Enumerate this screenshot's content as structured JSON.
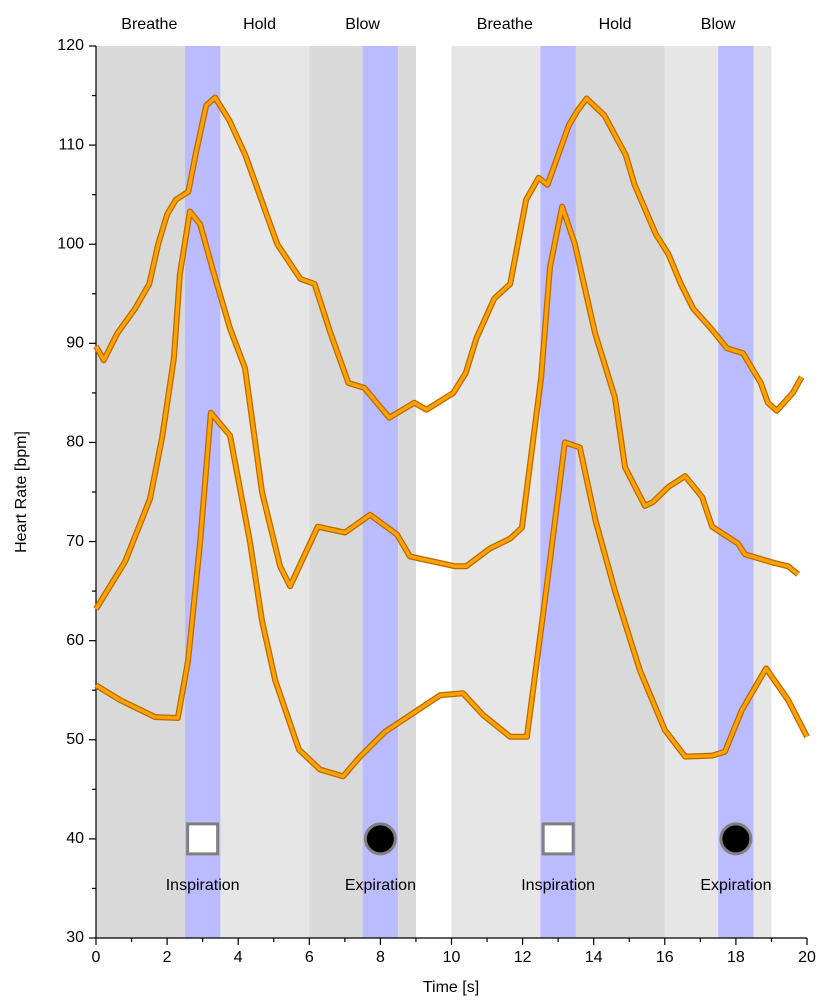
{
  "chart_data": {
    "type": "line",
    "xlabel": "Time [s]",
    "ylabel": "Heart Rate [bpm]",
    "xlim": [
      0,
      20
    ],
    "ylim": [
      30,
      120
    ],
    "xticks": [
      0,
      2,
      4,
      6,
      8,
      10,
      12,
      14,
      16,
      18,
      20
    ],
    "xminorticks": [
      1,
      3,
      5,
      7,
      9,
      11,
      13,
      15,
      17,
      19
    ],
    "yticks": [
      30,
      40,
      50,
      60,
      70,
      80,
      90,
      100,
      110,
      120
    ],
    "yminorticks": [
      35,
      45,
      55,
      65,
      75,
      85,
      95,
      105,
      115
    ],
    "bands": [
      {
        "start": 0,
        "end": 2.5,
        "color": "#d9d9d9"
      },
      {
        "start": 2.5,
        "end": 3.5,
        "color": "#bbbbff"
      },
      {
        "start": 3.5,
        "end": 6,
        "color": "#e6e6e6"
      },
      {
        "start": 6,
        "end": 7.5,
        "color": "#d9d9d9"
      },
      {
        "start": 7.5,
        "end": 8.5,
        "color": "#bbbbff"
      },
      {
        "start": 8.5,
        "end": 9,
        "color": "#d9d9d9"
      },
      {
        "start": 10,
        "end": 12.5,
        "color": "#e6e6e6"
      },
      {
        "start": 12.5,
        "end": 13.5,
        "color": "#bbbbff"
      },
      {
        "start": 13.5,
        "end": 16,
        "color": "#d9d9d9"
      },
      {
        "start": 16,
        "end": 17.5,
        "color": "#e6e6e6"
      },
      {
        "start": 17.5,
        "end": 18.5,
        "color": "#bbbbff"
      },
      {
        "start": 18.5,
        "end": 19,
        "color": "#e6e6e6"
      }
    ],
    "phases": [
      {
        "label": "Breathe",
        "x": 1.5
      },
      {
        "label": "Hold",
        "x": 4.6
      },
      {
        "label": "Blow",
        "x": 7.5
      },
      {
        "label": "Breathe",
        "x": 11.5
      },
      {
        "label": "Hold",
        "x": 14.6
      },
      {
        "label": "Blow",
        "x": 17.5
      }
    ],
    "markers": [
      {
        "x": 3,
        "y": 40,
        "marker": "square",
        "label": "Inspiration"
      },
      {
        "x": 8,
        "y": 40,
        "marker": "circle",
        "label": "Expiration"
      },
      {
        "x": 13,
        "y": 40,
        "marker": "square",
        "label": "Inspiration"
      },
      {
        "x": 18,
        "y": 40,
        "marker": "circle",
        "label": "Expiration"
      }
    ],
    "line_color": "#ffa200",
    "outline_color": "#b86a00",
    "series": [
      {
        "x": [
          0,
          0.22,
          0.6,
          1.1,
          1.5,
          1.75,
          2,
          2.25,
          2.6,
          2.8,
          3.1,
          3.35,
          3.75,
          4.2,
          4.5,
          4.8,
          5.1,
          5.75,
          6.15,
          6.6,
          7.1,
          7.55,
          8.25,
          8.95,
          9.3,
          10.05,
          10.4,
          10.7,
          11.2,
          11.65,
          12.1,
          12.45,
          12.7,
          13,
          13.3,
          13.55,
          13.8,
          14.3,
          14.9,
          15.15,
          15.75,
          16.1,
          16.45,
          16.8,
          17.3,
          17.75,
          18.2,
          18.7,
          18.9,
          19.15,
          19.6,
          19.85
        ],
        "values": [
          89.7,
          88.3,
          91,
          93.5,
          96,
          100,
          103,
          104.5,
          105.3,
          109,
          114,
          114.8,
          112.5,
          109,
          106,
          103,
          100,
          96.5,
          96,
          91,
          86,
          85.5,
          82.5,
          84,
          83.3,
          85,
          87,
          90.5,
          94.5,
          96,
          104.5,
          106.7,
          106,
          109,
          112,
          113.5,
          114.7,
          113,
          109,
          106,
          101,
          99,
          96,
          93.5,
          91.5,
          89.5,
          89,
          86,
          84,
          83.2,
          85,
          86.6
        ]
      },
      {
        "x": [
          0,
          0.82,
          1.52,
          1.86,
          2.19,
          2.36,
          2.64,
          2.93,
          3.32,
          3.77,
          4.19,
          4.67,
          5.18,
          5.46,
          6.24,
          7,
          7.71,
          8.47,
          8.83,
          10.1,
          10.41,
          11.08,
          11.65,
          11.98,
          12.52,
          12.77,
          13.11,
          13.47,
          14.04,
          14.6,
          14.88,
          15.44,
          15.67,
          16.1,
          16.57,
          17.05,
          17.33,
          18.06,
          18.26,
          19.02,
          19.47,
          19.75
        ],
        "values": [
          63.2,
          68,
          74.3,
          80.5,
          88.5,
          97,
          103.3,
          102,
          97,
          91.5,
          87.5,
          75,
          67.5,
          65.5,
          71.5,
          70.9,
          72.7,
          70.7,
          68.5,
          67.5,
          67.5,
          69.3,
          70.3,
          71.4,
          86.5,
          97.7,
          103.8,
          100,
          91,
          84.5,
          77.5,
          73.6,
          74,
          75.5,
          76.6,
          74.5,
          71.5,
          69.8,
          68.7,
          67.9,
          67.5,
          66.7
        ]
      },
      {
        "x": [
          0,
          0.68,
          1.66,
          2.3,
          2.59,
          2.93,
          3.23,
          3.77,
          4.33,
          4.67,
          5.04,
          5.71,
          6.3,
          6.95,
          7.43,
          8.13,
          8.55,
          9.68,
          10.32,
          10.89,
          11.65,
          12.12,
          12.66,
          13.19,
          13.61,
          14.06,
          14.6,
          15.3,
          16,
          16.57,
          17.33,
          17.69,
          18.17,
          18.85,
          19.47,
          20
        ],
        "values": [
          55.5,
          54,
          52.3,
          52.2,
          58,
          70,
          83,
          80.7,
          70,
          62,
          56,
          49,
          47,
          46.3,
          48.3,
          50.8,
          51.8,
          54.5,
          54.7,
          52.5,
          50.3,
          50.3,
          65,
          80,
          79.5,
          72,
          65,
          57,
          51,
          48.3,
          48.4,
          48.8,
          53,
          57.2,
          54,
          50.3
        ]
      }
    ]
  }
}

▬▬▬▬▬▬▬▬▬▬

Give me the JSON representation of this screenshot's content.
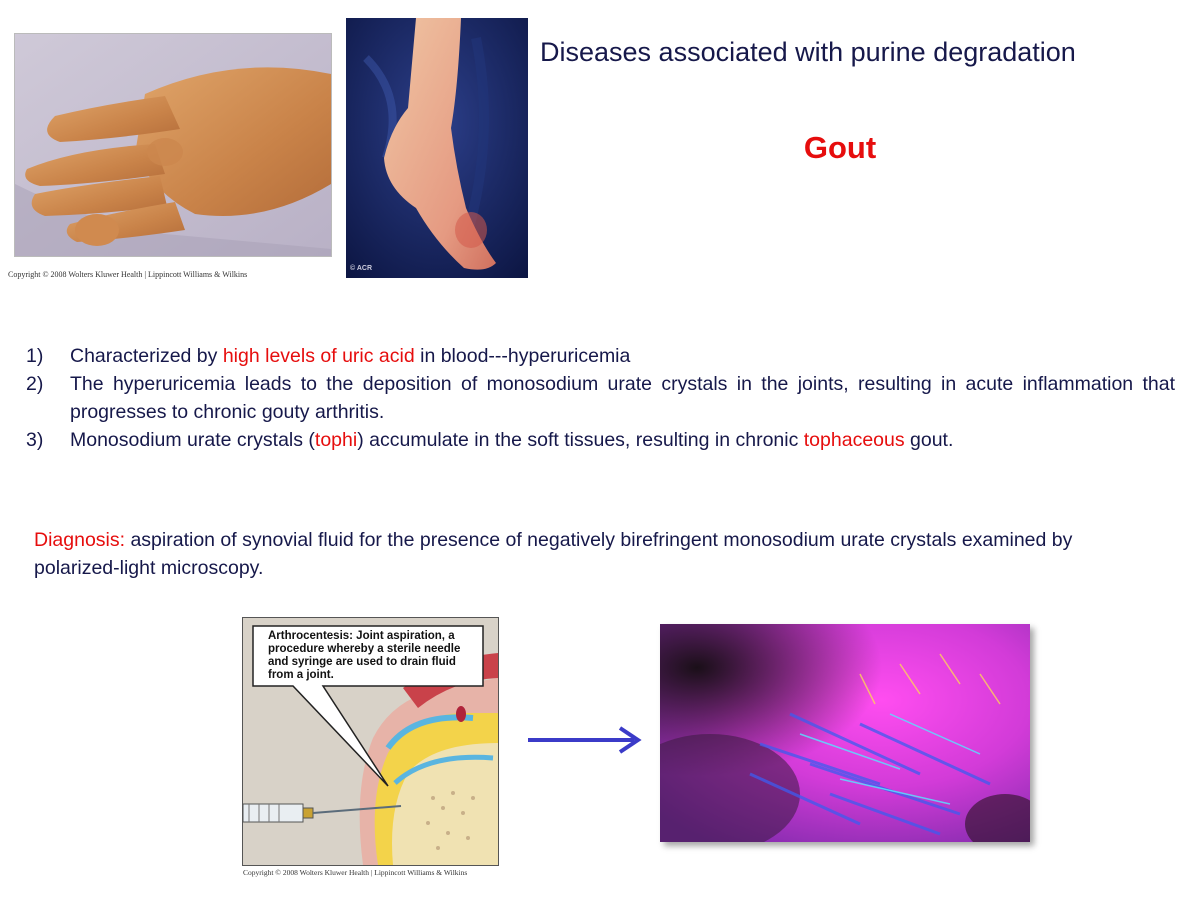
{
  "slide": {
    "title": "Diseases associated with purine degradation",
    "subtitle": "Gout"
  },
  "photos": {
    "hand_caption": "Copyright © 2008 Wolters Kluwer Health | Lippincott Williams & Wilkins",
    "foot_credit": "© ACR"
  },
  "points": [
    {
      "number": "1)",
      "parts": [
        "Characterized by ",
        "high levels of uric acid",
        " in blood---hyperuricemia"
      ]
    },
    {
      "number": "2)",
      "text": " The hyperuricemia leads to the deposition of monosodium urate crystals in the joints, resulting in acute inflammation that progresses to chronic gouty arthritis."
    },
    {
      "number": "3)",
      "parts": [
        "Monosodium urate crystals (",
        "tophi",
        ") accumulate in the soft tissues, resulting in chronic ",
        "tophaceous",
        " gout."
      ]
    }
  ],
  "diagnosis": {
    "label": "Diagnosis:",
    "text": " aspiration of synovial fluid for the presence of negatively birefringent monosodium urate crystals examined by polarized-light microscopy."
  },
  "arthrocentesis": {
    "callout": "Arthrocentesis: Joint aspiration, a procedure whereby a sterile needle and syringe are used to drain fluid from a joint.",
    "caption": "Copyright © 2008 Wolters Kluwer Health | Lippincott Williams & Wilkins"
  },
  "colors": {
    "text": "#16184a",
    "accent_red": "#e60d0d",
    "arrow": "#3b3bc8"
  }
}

▬▬▬▬▬▬▬▬▬▬

#### Work instructions:
Copy out all lines where the word "start" appears.

#### Exercise result:
        "start": 0,
        "start": 2.5,
        "start": 3.5,
        "start": 6,
        "start": 7.5,
        "start": 8.5,
        "start": 10,
        "start": 12.5,
        "start": 13.5,
        "start": 16,
        "start": 17.5,
        "start": 18.5,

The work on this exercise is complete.